## AVAILABLE DATA
━━━━━━

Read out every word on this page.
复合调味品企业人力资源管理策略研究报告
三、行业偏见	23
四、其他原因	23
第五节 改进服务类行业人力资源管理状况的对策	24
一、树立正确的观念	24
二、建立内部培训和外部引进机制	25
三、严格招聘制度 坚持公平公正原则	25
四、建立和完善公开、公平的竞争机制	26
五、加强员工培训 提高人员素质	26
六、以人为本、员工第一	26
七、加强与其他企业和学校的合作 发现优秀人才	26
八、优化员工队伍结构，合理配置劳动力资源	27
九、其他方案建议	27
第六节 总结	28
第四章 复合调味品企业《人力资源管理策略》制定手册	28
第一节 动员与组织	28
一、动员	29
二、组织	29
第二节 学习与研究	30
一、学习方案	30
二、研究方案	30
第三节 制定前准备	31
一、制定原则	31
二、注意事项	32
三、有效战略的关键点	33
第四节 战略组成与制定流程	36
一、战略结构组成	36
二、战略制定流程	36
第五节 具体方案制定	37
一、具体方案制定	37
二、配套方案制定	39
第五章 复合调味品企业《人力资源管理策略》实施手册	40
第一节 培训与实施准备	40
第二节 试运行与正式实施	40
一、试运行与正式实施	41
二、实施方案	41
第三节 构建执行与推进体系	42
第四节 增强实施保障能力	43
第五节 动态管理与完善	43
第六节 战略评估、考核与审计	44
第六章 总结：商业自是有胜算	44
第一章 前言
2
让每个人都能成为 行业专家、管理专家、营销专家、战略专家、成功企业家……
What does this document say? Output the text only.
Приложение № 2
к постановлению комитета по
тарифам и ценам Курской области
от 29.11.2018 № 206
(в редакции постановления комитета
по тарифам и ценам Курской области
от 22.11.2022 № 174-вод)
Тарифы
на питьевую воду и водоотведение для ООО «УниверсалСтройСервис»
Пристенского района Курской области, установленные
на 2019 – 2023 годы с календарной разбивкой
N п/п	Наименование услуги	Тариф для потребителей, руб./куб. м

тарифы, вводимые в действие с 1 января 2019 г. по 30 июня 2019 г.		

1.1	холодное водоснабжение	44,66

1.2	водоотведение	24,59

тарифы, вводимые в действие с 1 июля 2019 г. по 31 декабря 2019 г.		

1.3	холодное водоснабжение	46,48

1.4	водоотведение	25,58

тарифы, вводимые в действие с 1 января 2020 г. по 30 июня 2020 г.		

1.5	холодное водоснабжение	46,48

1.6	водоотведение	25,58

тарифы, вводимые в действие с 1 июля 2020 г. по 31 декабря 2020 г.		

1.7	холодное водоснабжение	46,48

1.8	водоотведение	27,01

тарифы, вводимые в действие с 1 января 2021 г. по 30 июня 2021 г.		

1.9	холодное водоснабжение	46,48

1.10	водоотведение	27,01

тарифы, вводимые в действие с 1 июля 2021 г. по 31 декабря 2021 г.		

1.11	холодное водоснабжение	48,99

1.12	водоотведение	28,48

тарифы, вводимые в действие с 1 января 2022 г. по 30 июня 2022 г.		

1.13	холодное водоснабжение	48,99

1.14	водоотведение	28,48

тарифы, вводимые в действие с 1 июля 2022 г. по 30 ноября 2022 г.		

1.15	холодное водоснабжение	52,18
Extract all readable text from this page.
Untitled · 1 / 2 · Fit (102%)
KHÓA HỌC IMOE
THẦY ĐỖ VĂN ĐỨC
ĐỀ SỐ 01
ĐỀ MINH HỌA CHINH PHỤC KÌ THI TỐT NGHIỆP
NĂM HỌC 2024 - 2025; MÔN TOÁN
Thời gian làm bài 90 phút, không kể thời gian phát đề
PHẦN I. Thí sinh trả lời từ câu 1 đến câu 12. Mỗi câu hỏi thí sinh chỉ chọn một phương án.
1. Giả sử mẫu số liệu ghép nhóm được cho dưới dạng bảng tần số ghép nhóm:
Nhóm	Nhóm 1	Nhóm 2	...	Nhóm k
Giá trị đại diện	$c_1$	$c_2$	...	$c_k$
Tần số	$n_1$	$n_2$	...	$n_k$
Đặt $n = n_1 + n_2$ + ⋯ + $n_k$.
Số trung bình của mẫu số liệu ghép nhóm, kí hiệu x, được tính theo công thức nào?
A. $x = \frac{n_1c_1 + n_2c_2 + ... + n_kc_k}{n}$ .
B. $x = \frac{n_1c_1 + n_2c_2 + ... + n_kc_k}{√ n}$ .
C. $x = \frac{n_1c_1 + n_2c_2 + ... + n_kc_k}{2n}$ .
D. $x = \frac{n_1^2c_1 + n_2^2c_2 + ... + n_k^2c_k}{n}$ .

━━━━━━

## EXERCISE TASK
For each line of the entries that includes "liệu", show that line.

## RESPONSE TO THE EXERCISE
1. Giả sử mẫu số liệu ghép nhóm được cho dưới dạng bảng tần số ghép nhóm:
Số trung bình của mẫu số liệu ghép nhóm, kí hiệu x, được tính theo công thức nào?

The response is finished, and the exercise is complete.